▸ **Rows**
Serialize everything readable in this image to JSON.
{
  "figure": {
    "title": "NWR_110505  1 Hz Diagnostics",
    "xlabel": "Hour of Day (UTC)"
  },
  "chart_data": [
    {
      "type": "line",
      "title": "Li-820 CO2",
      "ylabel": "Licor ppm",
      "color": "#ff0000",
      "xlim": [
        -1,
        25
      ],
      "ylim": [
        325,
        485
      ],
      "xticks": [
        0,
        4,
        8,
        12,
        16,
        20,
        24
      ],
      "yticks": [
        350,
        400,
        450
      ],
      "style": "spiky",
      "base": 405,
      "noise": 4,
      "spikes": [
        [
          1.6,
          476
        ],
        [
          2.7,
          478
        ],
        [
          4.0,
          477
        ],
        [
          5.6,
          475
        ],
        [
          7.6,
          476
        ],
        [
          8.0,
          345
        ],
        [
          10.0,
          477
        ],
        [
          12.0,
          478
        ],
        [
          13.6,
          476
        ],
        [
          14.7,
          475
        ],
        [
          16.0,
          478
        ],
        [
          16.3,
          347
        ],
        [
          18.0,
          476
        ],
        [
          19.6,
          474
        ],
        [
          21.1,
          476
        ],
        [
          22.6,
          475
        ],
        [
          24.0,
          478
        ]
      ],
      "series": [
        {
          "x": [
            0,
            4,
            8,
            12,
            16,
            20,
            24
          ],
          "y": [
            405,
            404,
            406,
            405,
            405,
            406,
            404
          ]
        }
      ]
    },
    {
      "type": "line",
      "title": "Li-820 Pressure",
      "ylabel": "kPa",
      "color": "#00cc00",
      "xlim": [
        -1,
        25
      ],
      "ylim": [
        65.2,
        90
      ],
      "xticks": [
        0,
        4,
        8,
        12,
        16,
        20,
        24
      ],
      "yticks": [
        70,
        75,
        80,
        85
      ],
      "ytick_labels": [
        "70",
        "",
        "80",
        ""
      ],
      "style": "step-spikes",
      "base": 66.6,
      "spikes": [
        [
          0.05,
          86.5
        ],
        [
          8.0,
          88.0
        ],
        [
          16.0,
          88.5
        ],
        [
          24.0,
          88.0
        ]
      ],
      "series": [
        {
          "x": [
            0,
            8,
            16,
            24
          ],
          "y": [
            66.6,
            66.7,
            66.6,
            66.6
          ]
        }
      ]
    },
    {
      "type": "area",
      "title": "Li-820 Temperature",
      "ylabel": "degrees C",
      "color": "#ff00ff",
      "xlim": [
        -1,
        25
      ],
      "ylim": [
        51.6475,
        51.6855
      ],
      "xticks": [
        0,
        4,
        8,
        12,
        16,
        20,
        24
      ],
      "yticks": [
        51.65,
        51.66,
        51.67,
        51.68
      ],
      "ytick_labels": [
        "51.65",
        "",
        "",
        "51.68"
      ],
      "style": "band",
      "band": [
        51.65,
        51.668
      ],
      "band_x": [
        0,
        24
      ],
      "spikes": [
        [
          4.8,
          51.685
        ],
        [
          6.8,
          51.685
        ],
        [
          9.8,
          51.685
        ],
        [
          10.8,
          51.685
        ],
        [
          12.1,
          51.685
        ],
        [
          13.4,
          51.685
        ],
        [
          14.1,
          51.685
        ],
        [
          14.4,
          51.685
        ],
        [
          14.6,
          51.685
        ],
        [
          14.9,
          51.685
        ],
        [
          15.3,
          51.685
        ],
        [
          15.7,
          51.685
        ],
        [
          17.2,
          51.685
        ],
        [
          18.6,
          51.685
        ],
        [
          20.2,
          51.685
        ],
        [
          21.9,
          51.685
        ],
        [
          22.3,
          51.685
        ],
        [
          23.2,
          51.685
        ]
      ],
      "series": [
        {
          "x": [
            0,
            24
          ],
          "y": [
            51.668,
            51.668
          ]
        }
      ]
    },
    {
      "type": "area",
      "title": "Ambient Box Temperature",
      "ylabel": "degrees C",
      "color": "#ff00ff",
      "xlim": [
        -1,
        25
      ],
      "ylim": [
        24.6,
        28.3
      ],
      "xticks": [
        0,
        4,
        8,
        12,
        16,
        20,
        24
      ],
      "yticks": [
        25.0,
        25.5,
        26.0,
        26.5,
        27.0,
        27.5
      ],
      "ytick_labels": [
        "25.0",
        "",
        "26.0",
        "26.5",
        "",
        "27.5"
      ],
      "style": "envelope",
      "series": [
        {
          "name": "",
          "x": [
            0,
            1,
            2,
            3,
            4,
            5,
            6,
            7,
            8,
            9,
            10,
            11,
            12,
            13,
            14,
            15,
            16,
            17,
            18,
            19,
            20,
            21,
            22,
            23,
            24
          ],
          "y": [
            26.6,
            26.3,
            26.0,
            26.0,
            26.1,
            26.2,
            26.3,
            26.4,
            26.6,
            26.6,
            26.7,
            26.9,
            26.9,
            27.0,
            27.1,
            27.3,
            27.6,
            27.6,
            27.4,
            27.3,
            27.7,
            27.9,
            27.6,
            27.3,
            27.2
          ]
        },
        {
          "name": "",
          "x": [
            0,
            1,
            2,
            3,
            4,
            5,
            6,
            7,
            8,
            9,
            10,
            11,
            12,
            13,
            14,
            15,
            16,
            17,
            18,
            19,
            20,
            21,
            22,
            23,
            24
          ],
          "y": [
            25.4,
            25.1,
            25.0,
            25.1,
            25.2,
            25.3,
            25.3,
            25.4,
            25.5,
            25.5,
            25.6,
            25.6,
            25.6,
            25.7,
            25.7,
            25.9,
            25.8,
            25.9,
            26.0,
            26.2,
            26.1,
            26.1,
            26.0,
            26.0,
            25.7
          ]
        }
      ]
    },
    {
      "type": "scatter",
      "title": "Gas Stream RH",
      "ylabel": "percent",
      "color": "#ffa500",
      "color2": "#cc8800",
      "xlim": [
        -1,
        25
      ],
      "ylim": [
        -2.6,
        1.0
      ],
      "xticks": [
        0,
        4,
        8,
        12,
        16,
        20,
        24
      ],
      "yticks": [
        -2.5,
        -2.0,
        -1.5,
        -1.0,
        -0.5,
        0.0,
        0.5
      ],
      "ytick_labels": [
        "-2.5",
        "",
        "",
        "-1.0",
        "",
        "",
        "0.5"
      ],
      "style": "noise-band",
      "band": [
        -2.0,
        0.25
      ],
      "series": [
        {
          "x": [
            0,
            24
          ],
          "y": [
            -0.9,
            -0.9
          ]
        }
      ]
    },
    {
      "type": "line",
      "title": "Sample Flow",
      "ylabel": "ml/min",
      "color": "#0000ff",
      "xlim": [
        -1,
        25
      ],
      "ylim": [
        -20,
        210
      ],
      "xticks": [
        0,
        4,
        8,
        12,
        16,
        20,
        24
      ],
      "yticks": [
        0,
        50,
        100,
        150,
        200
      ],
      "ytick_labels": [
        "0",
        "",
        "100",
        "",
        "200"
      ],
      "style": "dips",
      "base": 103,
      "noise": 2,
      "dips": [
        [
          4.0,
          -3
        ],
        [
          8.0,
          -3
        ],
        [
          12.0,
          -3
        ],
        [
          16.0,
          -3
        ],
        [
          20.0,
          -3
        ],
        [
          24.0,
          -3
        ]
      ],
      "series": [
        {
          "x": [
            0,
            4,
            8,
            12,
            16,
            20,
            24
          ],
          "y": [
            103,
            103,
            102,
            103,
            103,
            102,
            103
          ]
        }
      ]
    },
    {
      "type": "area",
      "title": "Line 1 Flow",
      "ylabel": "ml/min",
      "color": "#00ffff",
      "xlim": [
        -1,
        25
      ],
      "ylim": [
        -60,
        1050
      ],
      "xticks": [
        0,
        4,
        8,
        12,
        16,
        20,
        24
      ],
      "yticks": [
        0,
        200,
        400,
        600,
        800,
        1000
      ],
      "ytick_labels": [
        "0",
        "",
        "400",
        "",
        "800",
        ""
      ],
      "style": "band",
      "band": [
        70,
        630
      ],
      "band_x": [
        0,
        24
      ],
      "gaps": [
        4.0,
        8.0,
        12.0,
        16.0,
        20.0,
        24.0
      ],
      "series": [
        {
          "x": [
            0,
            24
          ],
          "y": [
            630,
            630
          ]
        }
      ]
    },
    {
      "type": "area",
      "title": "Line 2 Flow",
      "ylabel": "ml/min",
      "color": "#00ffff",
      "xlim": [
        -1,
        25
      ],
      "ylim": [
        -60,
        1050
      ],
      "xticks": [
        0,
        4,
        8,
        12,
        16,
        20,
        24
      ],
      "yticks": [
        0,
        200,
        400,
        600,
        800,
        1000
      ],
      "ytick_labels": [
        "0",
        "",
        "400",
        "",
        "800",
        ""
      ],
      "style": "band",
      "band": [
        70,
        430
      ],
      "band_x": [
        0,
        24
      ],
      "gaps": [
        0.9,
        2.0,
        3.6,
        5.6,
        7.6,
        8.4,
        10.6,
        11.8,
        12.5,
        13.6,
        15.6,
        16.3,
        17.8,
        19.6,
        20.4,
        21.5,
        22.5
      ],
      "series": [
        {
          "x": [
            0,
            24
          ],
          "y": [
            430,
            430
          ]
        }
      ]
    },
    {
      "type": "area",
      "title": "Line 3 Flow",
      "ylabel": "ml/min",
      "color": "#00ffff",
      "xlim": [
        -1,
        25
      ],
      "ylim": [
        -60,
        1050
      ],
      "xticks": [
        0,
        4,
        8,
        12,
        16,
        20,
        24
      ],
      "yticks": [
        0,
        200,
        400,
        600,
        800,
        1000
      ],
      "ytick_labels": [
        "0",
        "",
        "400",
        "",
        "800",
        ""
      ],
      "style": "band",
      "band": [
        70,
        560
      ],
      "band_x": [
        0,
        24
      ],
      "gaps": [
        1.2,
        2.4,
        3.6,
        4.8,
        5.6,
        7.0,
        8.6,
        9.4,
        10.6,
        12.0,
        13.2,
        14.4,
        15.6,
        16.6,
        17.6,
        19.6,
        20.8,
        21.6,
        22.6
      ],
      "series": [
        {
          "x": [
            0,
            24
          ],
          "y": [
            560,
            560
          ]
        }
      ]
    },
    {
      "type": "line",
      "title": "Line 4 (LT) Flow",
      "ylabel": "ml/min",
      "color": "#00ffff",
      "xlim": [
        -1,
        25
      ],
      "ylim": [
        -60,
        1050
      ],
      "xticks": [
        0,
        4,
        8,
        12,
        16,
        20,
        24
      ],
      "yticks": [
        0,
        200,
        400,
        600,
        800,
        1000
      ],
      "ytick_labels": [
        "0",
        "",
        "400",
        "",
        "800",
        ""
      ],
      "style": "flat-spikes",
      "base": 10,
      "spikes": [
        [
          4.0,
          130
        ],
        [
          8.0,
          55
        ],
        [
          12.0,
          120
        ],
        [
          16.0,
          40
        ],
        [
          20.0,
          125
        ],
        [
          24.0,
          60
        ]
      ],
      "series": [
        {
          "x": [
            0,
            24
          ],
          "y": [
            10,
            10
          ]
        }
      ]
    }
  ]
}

▸ **What the task asks**
Pick out each line containing "title" and report it.

▸ **Full output**
    "title": "NWR_110505  1 Hz Diagnostics",
      "title": "Li-820 CO2",
      "title": "Li-820 Pressure",
      "title": "Li-820 Temperature",
      "title": "Ambient Box Temperature",
      "title": "Gas Stream RH",
      "title": "Sample Flow",
      "title": "Line 1 Flow",
      "title": "Line 2 Flow",
      "title": "Line 3 Flow",
      "title": "Line 4 (LT) Flow",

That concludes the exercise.